Output every record word for word.

[Recorded data]
§
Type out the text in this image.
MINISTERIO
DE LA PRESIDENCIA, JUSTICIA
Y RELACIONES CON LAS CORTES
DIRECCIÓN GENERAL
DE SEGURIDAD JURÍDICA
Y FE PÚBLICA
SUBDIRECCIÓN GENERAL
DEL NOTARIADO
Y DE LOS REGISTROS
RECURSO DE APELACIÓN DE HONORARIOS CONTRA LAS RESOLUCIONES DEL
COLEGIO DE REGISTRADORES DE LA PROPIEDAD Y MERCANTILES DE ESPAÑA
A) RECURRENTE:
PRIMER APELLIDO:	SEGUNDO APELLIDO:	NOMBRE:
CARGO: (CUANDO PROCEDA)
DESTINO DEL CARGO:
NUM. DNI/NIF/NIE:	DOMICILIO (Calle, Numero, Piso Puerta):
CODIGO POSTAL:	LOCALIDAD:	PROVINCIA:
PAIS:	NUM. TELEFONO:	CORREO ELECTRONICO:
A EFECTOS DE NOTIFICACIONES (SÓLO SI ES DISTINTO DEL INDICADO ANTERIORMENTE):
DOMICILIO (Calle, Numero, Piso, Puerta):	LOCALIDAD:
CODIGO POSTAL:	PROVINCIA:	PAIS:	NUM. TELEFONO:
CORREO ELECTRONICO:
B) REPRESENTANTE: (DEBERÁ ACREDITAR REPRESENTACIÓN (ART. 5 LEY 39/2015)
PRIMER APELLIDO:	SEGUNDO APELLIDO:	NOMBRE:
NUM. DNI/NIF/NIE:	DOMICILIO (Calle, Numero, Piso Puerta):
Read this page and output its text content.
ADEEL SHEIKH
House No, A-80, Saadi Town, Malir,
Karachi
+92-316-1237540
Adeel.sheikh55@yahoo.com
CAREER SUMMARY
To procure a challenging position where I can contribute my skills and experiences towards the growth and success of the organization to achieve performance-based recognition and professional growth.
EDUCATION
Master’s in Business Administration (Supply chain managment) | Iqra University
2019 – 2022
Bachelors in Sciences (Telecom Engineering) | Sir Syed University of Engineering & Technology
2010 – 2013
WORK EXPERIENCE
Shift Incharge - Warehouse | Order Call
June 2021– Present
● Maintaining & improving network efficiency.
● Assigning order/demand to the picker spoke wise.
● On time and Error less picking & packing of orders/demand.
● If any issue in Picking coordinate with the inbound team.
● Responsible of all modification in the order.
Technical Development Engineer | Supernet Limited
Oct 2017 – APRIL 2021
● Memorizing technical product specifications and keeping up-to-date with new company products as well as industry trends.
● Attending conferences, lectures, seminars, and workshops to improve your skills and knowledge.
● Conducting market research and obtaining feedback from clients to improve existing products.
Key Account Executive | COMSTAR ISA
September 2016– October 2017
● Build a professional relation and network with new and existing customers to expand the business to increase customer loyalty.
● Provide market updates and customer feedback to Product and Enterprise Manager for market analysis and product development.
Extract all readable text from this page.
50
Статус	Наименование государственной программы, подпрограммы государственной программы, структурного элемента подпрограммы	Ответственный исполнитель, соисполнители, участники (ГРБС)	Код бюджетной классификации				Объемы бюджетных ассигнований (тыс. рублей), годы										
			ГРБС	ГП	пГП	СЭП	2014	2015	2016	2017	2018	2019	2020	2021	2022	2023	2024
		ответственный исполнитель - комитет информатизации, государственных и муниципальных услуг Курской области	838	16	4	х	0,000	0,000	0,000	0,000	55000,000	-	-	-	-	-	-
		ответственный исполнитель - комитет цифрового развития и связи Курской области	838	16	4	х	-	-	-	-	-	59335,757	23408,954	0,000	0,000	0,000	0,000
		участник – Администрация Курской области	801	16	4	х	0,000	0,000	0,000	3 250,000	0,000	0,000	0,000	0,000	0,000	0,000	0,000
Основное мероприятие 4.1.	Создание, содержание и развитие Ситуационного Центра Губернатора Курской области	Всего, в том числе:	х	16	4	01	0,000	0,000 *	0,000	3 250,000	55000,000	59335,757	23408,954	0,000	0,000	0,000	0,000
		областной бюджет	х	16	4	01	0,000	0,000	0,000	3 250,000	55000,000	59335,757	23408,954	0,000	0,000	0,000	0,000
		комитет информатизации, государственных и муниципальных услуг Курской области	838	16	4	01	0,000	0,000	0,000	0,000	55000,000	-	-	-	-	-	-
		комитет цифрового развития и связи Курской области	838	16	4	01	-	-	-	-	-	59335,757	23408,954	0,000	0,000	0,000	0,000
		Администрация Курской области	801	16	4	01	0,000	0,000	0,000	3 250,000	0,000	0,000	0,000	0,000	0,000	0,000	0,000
§
— Response for this exercise —
Type out the text in this image.
MINISTERIO
DE LA PRESIDENCIA, JUSTICIA
Y RELACIONES CON LAS CORTES
DIRECCIÓN GENERAL
DE SEGURIDAD JURÍDICA
Y FE PÚBLICA
SUBDIRECCIÓN GENERAL
DEL NOTARIADO
Y DE LOS REGISTROS
RECURSO DE APELACIÓN DE HONORARIOS CONTRA LAS RESOLUCIONES DEL
COLEGIO DE REGISTRADORES DE LA PROPIEDAD Y MERCANTILES DE ESPAÑA
A) RECURRENTE:
PRIMER APELLIDO:	SEGUNDO APELLIDO:	NOMBRE:
CARGO: (CUANDO PROCEDA)
DESTINO DEL CARGO:
NUM. DNI/NIF/NIE:	DOMICILIO (Calle, Numero, Piso Puerta):
CODIGO POSTAL:	LOCALIDAD:	PROVINCIA:
PAIS:	NUM. TELEFONO:	CORREO ELECTRONICO:
A EFECTOS DE NOTIFICACIONES (SÓLO SI ES DISTINTO DEL INDICADO ANTERIORMENTE):
DOMICILIO (Calle, Numero, Piso, Puerta):	LOCALIDAD:
CODIGO POSTAL:	PROVINCIA:	PAIS:	NUM. TELEFONO:
CORREO ELECTRONICO:
B) REPRESENTANTE: (DEBERÁ ACREDITAR REPRESENTACIÓN (ART. 5 LEY 39/2015)
PRIMER APELLIDO:	SEGUNDO APELLIDO:	NOMBRE:
NUM. DNI/NIF/NIE:	DOMICILIO (Calle, Numero, Piso Puerta):
Read this page and output its text content.
ADEEL SHEIKH
House No, A-80, Saadi Town, Malir,
Karachi
+92-316-1237540
Adeel.sheikh55@yahoo.com
CAREER SUMMARY
To procure a challenging position where I can contribute my skills and experiences towards the growth and success of the organization to achieve performance-based recognition and professional growth.
EDUCATION
Master’s in Business Administration (Supply chain managment) | Iqra University
2019 – 2022
Bachelors in Sciences (Telecom Engineering) | Sir Syed University of Engineering & Technology
2010 – 2013
WORK EXPERIENCE
Shift Incharge - Warehouse | Order Call
June 2021– Present
● Maintaining & improving network efficiency.
● Assigning order/demand to the picker spoke wise.
● On time and Error less picking & packing of orders/demand.
● If any issue in Picking coordinate with the inbound team.
● Responsible of all modification in the order.
Technical Development Engineer | Supernet Limited
Oct 2017 – APRIL 2021
● Memorizing technical product specifications and keeping up-to-date with new company products as well as industry trends.
● Attending conferences, lectures, seminars, and workshops to improve your skills and knowledge.
● Conducting market research and obtaining feedback from clients to improve existing products.
Key Account Executive | COMSTAR ISA
September 2016– October 2017
● Build a professional relation and network with new and existing customers to expand the business to increase customer loyalty.
● Provide market updates and customer feedback to Product and Enterprise Manager for market analysis and product development.
Extract all readable text from this page.
50
Статус	Наименование государственной программы, подпрограммы государственной программы, структурного элемента подпрограммы	Ответственный исполнитель, соисполнители, участники (ГРБС)	Код бюджетной классификации				Объемы бюджетных ассигнований (тыс. рублей), годы										
			ГРБС	ГП	пГП	СЭП	2014	2015	2016	2017	2018	2019	2020	2021	2022	2023	2024
		ответственный исполнитель - комитет информатизации, государственных и муниципальных услуг Курской области	838	16	4	х	0,000	0,000	0,000	0,000	55000,000	-	-	-	-	-	-
		ответственный исполнитель - комитет цифрового развития и связи Курской области	838	16	4	х	-	-	-	-	-	59335,757	23408,954	0,000	0,000	0,000	0,000
		участник – Администрация Курской области	801	16	4	х	0,000	0,000	0,000	3 250,000	0,000	0,000	0,000	0,000	0,000	0,000	0,000
Основное мероприятие 4.1.	Создание, содержание и развитие Ситуационного Центра Губернатора Курской области	Всего, в том числе:	х	16	4	01	0,000	0,000 *	0,000	3 250,000	55000,000	59335,757	23408,954	0,000	0,000	0,000	0,000
		областной бюджет	х	16	4	01	0,000	0,000	0,000	3 250,000	55000,000	59335,757	23408,954	0,000	0,000	0,000	0,000
		комитет информатизации, государственных и муниципальных услуг Курской области	838	16	4	01	0,000	0,000	0,000	0,000	55000,000	-	-	-	-	-	-
		комитет цифрового развития и связи Курской области	838	16	4	01	-	-	-	-	-	59335,757	23408,954	0,000	0,000	0,000	0,000
		Администрация Курской области	801	16	4	01	0,000	0,000	0,000	3 250,000	0,000	0,000	0,000	0,000	0,000	0,000	0,000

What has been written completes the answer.